* WHAT IS ASKED
Exclude the pictures and retype the entries as written.

* ENTRIES SHOWN
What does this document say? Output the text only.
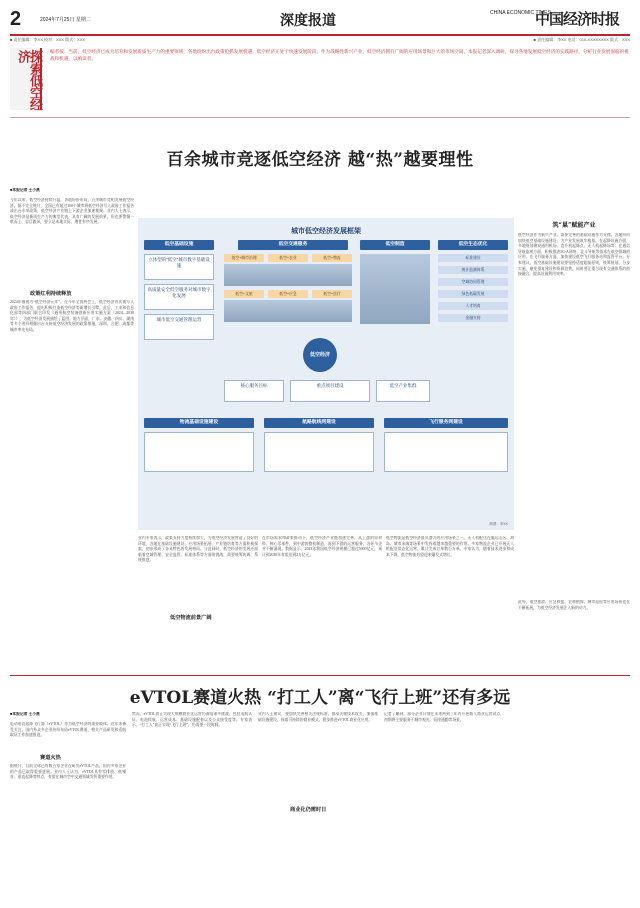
2	2024年7月25日 星期二	深度报道	CHINA ECONOMIC TIMES
中国经济时报
■ 责任编辑：李XX 校对：XXX 版式：XXX	■ 责任编辑：李XX 电话：010-XXXXXXXX 版式：XXX
探索低空经济	编者按：当前，低空经济已成为培育和发展新质生产力的重要领域，各地纷纷出台政策抢抓发展机遇，低空经济正处于快速发展阶段。作为战略性新兴产业，低空经济拥有广阔的应用场景和巨大的市场空间。本报记者深入调研，探寻各地发展低空经济的实践路径，分析行业发展面临的挑战和机遇，以飨读者。
百余城市竞逐低空经济 越“热”越要理性
■本报记者 王小燕
今年以来，低空经济持续升温，各地纷纷布局，百余城市竞相发展低空经济。据不完全统计，全国已有超过100个城市将低空经济写入政府工作报告或出台专项政策，低空经济产业链上下游企业加速集聚。业内人士表示，低空经济是新质生产力的典型代表，具有广阔的发展前景，但也要警惕一哄而上、盲目跟风，要立足本地实际，理性有序发展。
政策红利持续释放
2024年被视为“低空经济元年”。在今年全国两会上，低空经济首次被写入政府工作报告，提出积极打造低空经济等新增长引擎。此后，工业和信息化部等四部门联合印发《通用航空装备创新应用实施方案（2024—2030年）》，为低空经济发展描绘了蓝图。地方层面，广东、安徽、四川、湖南等多个省份相继出台支持低空经济发展的政策措施，深圳、合肥、成都等城市率先布局。
城市低空经济发展框架
低空基础设施	低空交通服务	低空制造	低空生态优化
立体型的“低空”城市数字基础设施
高质量安全低空服务对城市数字化发展
城市低空交通管理运营
低空+城市治理	低空+农业	低空+物流
低空+文旅	低空+应急	低空+医疗
标准建设
统计监测体系
空域协同管理
绿色低碳发展
人才培育
金融支持
低空经济
核心服务目标	重点项目建设	低空产业集群
物流基础设施建设	航路航线网建设	飞行服务网建设
制图：李XX
筑“巢”赋能产业
低空经济作为新兴产业，需要完善的基础设施作为支撑。各地纷纷加快低空基础设施建设，为产业发展筑牢根基。在起降设施方面，多地规划建设通用机场、直升机起降点、无人机起降场等；在通信导航监视方面，积极推进5G-A网络、北斗导航等技术在低空领域的应用；在飞行服务方面，加快建设低空飞行服务站和监管平台。专家建议，低空基础设施建设要坚持适度超前原则，统筹规划、分步实施，避免重复建设和资源浪费，同时要注重与现有交通体系的衔接融合，提高设施利用效率。
业内专家表示，政策支持力度持续加大，为低空经济发展营造了良好的环境，各地在基础设施建设、应用场景拓展、产业链培育等方面积极探索，初步形成了各具特色的发展格局。与此同时，低空经济的发展还面临着空域管理、安全监管、标准体系等方面的挑战，需要统筹协调、系统推进。
在市场需求和政策推动下，低空经济产业链加速完善。从上游的原材料、核心零部件，到中游的整机制造，再到下游的运营服务，各环节企业不断涌现。数据显示，2023年我国低空经济规模已超过5000亿元，预计到2030年有望达到2万亿元。
低空物流前景广阔
低空物流是低空经济最具潜力的应用场景之一。无人机配送在偏远山区、海岛、城市末端等场景中发挥着越来越重要的作用。多家物流企业已开展无人机配送常态化运营，累计完成订单数百万单。专家认为，随着技术进步和成本下降，低空物流有望迎来爆发式增长。
此外，低空旅游、应急救援、农林植保、城市巡检等应用场景也在不断拓展，为低空经济发展注入新的动力。
eVTOL赛道火热 “打工人”离“飞行上班”还有多远
■本报记者 王小燕
电动垂直起降飞行器（eVTOL）作为低空经济的重要载体，近年来备受关注。国内外众多企业纷纷布局eVTOL赛道，相关产品研发和适航取证工作加速推进。
赛道火热
据统计，目前全球已有数百家企业在研发eVTOL产品，国内多家企业的产品已取得重要进展。业内人士认为，eVTOL具有零排放、低噪音、垂直起降等特点，有望在城市空中交通领域发挥重要作用。
然而，eVTOL真正实现大规模商业化运营仍面临诸多挑战，包括适航认证、电池续航、运营成本、基础设施配套以及公众接受度等。专家表示，“打工人”真正实现“飞行上班”，仍需要一段时间。
商业化仍需时日
业内人士建议，要加快完善相关法规标准，推动关键技术攻关，加强基础设施建设，探索可持续的商业模式，稳步推进eVTOL商业化应用。
记者了解到，部分企业计划在未来两到三年内开展载人商业运营试点，初期将主要服务于城市观光、短途通勤等场景。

* WRITTEN ANSWER
What does this document say? Output the text only.
2	2024年7月25日 星期二	深度报道	CHINA ECONOMIC TIMES
中国经济时报
■ 责任编辑：李XX 校对：XXX 版式：XXX	■ 责任编辑：李XX 电话：010-XXXXXXXX 版式：XXX
探索低空经济	编者按：当前，低空经济已成为培育和发展新质生产力的重要领域，各地纷纷出台政策抢抓发展机遇，低空经济正处于快速发展阶段。作为战略性新兴产业，低空经济拥有广阔的应用场景和巨大的市场空间。本报记者深入调研，探寻各地发展低空经济的实践路径，分析行业发展面临的挑战和机遇，以飨读者。
百余城市竞逐低空经济 越“热”越要理性
■本报记者 王小燕
今年以来，低空经济持续升温，各地纷纷布局，百余城市竞相发展低空经济。据不完全统计，全国已有超过100个城市将低空经济写入政府工作报告或出台专项政策，低空经济产业链上下游企业加速集聚。业内人士表示，低空经济是新质生产力的典型代表，具有广阔的发展前景，但也要警惕一哄而上、盲目跟风，要立足本地实际，理性有序发展。
政策红利持续释放
2024年被视为“低空经济元年”。在今年全国两会上，低空经济首次被写入政府工作报告，提出积极打造低空经济等新增长引擎。此后，工业和信息化部等四部门联合印发《通用航空装备创新应用实施方案（2024—2030年）》，为低空经济发展描绘了蓝图。地方层面，广东、安徽、四川、湖南等多个省份相继出台支持低空经济发展的政策措施，深圳、合肥、成都等城市率先布局。
城市低空经济发展框架
低空基础设施	低空交通服务	低空制造	低空生态优化
立体型的“低空”城市数字基础设施
高质量安全低空服务对城市数字化发展
城市低空交通管理运营
低空+城市治理	低空+农业	低空+物流
低空+文旅	低空+应急	低空+医疗
标准建设
统计监测体系
空域协同管理
绿色低碳发展
人才培育
金融支持
低空经济
核心服务目标	重点项目建设	低空产业集群
物流基础设施建设	航路航线网建设	飞行服务网建设
制图：李XX
筑“巢”赋能产业
低空经济作为新兴产业，需要完善的基础设施作为支撑。各地纷纷加快低空基础设施建设，为产业发展筑牢根基。在起降设施方面，多地规划建设通用机场、直升机起降点、无人机起降场等；在通信导航监视方面，积极推进5G-A网络、北斗导航等技术在低空领域的应用；在飞行服务方面，加快建设低空飞行服务站和监管平台。专家建议，低空基础设施建设要坚持适度超前原则，统筹规划、分步实施，避免重复建设和资源浪费，同时要注重与现有交通体系的衔接融合，提高设施利用效率。
业内专家表示，政策支持力度持续加大，为低空经济发展营造了良好的环境，各地在基础设施建设、应用场景拓展、产业链培育等方面积极探索，初步形成了各具特色的发展格局。与此同时，低空经济的发展还面临着空域管理、安全监管、标准体系等方面的挑战，需要统筹协调、系统推进。
在市场需求和政策推动下，低空经济产业链加速完善。从上游的原材料、核心零部件，到中游的整机制造，再到下游的运营服务，各环节企业不断涌现。数据显示，2023年我国低空经济规模已超过5000亿元，预计到2030年有望达到2万亿元。
低空物流前景广阔
低空物流是低空经济最具潜力的应用场景之一。无人机配送在偏远山区、海岛、城市末端等场景中发挥着越来越重要的作用。多家物流企业已开展无人机配送常态化运营，累计完成订单数百万单。专家认为，随着技术进步和成本下降，低空物流有望迎来爆发式增长。
此外，低空旅游、应急救援、农林植保、城市巡检等应用场景也在不断拓展，为低空经济发展注入新的动力。
eVTOL赛道火热 “打工人”离“飞行上班”还有多远
■本报记者 王小燕
电动垂直起降飞行器（eVTOL）作为低空经济的重要载体，近年来备受关注。国内外众多企业纷纷布局eVTOL赛道，相关产品研发和适航取证工作加速推进。
赛道火热
据统计，目前全球已有数百家企业在研发eVTOL产品，国内多家企业的产品已取得重要进展。业内人士认为，eVTOL具有零排放、低噪音、垂直起降等特点，有望在城市空中交通领域发挥重要作用。
然而，eVTOL真正实现大规模商业化运营仍面临诸多挑战，包括适航认证、电池续航、运营成本、基础设施配套以及公众接受度等。专家表示，“打工人”真正实现“飞行上班”，仍需要一段时间。
商业化仍需时日
业内人士建议，要加快完善相关法规标准，推动关键技术攻关，加强基础设施建设，探索可持续的商业模式，稳步推进eVTOL商业化应用。
记者了解到，部分企业计划在未来两到三年内开展载人商业运营试点，初期将主要服务于城市观光、短途通勤等场景。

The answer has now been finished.